(Collected data)
....

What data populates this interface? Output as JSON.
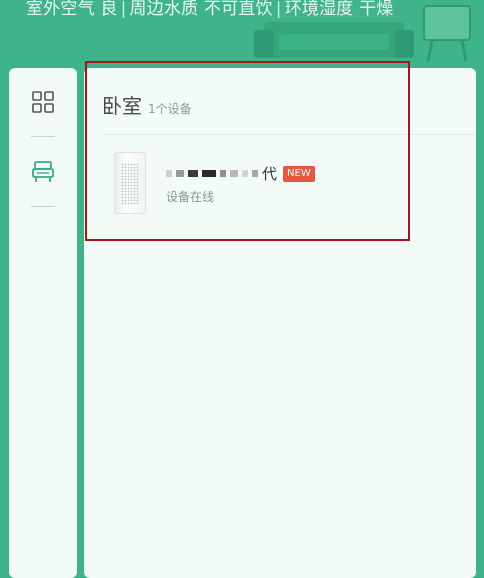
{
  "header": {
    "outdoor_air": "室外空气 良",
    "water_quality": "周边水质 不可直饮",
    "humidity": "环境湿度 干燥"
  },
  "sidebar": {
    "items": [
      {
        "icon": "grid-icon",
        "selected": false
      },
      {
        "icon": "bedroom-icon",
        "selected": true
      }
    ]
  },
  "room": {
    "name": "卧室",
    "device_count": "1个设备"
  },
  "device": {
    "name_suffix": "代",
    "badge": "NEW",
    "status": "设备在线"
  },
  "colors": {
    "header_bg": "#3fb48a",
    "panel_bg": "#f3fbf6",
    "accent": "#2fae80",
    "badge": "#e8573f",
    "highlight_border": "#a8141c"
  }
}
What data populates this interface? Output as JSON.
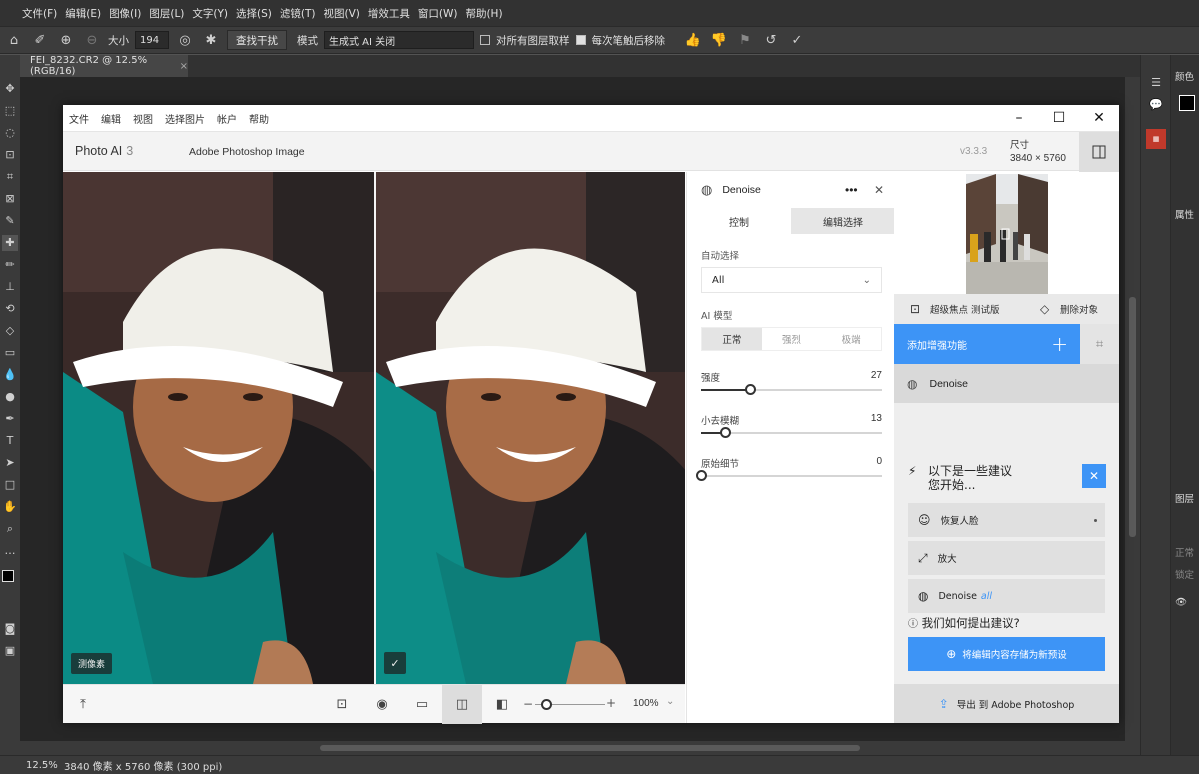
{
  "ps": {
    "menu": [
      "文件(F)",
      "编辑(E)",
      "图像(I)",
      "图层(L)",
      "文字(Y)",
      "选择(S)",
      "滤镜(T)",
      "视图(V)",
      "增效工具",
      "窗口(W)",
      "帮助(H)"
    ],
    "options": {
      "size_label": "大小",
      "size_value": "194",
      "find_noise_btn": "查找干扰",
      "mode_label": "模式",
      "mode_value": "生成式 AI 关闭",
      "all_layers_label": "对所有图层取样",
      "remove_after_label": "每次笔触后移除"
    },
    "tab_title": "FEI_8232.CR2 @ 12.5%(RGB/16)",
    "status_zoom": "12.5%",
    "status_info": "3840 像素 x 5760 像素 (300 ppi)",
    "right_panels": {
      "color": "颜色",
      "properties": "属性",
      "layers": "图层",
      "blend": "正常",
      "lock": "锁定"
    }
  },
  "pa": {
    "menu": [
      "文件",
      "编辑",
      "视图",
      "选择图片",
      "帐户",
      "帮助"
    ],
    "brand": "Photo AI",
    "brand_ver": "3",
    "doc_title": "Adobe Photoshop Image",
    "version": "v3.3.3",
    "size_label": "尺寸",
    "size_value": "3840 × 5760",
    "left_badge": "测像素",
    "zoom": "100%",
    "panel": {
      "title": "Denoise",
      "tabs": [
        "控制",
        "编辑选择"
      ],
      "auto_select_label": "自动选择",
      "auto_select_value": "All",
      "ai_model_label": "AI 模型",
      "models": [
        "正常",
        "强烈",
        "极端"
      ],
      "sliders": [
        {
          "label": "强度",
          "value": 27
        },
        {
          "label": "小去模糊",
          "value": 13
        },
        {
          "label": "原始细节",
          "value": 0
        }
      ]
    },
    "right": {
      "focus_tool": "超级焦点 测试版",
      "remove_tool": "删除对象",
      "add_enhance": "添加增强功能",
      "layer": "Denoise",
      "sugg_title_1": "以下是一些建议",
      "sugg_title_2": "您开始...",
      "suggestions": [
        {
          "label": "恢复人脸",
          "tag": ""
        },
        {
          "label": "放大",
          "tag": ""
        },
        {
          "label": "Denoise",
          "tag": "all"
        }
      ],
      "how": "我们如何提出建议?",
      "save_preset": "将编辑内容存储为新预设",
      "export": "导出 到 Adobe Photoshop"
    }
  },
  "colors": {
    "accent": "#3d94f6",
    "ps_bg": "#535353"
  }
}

....

* SET PROBLEM: Count how many lines of the listing above include "Adobe" and report that number alone.

* FULL OUTPUT: 2